┌──

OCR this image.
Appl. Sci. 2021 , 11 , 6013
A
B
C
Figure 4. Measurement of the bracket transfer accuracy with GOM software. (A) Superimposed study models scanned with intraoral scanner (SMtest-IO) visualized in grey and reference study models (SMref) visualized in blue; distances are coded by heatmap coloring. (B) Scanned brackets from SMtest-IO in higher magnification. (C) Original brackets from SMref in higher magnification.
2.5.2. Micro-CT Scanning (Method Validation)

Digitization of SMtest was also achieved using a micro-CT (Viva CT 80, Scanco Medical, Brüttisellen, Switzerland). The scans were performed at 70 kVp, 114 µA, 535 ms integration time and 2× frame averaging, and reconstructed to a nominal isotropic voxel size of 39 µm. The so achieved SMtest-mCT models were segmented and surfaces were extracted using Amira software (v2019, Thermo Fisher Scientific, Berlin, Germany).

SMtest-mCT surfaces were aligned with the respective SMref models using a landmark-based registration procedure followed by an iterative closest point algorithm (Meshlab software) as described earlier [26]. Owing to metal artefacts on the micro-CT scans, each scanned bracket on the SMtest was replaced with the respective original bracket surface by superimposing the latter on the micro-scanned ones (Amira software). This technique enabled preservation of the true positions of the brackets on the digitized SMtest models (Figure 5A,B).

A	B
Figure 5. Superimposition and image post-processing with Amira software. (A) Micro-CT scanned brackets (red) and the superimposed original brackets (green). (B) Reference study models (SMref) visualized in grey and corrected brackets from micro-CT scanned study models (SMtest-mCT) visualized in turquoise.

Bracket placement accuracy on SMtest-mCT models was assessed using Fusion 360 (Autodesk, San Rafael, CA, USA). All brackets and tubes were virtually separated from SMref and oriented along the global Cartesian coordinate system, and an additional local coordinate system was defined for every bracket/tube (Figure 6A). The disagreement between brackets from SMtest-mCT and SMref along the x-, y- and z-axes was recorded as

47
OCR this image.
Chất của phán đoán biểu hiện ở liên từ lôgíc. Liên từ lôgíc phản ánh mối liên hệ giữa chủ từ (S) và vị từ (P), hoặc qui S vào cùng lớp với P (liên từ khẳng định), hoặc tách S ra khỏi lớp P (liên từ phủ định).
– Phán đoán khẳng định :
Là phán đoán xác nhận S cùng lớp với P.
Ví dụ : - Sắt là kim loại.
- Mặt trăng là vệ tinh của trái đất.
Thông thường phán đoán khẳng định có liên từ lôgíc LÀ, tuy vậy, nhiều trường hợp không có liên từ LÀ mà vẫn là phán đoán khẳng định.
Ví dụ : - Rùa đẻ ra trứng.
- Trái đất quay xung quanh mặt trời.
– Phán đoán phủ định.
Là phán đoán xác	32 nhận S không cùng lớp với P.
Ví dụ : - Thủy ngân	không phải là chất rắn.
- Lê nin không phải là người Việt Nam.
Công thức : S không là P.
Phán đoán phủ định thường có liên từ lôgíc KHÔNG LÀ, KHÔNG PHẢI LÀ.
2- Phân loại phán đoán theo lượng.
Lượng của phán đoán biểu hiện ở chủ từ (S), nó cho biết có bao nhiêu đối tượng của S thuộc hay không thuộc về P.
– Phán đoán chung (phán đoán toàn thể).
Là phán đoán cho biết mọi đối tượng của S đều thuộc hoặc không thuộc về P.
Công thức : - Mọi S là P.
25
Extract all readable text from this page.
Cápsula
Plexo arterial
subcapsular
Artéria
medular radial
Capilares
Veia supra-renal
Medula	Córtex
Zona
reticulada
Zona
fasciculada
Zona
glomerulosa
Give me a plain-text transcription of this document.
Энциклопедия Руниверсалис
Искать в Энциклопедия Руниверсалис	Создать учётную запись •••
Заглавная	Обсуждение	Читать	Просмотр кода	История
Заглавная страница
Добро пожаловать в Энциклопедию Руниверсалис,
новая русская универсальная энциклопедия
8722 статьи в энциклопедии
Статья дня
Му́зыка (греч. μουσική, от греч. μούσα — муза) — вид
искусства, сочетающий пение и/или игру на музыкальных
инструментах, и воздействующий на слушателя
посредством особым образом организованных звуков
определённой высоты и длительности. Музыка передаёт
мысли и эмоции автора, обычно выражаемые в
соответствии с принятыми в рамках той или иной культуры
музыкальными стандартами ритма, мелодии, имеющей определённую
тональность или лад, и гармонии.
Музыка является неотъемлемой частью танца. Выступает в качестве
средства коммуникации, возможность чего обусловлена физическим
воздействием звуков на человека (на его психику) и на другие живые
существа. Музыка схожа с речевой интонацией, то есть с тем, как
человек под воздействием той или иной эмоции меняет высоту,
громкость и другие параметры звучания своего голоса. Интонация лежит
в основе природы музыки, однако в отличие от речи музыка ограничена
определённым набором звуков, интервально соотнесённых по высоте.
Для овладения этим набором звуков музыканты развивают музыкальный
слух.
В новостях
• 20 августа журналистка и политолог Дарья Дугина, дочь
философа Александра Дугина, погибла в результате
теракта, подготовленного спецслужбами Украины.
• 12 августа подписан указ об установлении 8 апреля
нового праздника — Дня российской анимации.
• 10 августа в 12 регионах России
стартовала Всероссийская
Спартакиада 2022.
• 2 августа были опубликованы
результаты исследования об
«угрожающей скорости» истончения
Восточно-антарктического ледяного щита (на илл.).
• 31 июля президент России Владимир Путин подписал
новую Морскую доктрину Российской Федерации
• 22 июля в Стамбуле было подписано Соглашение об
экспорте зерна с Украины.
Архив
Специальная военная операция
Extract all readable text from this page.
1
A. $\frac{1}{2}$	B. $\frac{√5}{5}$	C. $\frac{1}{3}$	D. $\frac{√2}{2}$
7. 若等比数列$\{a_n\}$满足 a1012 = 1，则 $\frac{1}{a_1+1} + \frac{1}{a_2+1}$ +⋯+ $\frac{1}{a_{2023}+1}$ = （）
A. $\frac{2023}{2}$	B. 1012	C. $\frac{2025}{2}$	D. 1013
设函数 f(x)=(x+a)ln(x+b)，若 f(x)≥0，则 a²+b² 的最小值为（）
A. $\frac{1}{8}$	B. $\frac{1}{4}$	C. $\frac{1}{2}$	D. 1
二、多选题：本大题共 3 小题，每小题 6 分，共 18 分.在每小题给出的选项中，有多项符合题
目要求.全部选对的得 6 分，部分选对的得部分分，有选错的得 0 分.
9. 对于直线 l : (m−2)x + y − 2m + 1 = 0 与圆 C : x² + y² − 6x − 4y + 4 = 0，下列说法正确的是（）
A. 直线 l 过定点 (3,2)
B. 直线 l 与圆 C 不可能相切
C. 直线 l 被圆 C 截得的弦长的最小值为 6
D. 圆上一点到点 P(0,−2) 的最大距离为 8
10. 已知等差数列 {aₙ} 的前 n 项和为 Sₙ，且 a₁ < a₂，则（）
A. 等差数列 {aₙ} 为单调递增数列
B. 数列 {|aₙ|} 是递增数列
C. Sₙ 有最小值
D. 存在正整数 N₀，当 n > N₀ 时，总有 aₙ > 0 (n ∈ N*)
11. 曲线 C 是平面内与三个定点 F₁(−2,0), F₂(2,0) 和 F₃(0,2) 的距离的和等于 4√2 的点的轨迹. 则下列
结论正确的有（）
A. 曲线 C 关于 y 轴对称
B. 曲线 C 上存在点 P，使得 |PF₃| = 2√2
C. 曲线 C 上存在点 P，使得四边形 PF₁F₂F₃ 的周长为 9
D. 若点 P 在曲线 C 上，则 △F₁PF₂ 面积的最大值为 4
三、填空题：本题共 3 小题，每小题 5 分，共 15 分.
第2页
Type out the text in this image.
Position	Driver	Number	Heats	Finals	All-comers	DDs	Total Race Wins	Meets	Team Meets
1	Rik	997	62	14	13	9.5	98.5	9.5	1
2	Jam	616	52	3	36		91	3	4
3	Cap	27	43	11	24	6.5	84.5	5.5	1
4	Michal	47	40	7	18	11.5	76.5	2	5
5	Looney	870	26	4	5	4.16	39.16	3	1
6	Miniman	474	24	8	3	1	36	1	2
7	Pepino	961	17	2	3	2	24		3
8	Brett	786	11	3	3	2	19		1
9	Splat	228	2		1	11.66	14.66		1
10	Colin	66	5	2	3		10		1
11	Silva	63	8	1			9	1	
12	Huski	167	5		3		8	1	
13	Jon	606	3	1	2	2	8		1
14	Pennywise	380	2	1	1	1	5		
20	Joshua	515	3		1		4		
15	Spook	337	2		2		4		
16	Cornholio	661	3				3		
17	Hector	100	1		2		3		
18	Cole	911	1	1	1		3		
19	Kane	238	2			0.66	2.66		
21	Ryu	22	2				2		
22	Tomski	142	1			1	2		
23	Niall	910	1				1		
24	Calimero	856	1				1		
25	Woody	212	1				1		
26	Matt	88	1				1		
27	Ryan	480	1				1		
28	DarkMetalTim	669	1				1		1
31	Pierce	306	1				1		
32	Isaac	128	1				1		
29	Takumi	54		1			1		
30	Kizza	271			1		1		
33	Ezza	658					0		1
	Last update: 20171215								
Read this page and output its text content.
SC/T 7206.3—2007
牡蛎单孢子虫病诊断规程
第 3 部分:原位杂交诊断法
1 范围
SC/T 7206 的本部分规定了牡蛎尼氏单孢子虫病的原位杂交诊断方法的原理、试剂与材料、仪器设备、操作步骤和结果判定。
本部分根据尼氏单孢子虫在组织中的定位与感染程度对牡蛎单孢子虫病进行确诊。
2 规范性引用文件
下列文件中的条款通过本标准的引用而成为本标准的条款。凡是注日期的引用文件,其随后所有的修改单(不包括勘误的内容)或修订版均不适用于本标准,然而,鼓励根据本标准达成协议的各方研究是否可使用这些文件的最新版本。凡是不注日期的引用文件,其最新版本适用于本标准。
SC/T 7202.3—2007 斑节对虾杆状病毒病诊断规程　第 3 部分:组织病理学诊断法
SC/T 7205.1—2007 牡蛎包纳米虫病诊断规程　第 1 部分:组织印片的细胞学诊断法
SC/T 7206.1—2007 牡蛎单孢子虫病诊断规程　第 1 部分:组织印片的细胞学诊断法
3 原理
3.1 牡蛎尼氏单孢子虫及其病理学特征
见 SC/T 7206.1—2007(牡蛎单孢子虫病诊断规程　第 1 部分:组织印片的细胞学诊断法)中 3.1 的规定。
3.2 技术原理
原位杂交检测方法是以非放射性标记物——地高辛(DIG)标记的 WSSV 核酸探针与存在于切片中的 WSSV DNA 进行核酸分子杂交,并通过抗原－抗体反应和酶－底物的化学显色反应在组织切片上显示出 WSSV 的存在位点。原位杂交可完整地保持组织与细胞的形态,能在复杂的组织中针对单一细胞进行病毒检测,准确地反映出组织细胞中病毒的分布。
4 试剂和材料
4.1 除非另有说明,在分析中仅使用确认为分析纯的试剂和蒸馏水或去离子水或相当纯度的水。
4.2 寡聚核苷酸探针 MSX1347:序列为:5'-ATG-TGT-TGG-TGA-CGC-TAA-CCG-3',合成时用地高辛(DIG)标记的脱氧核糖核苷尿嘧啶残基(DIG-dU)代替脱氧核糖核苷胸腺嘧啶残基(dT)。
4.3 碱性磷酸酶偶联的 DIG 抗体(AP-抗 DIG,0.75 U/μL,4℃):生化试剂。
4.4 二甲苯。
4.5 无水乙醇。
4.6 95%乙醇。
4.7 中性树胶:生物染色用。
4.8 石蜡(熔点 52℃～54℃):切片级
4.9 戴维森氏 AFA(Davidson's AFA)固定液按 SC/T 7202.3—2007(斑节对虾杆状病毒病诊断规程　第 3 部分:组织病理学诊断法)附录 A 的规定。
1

└──

Aim: Only a number is wanted: how many lines contain the word "Дугина"?

In response: 2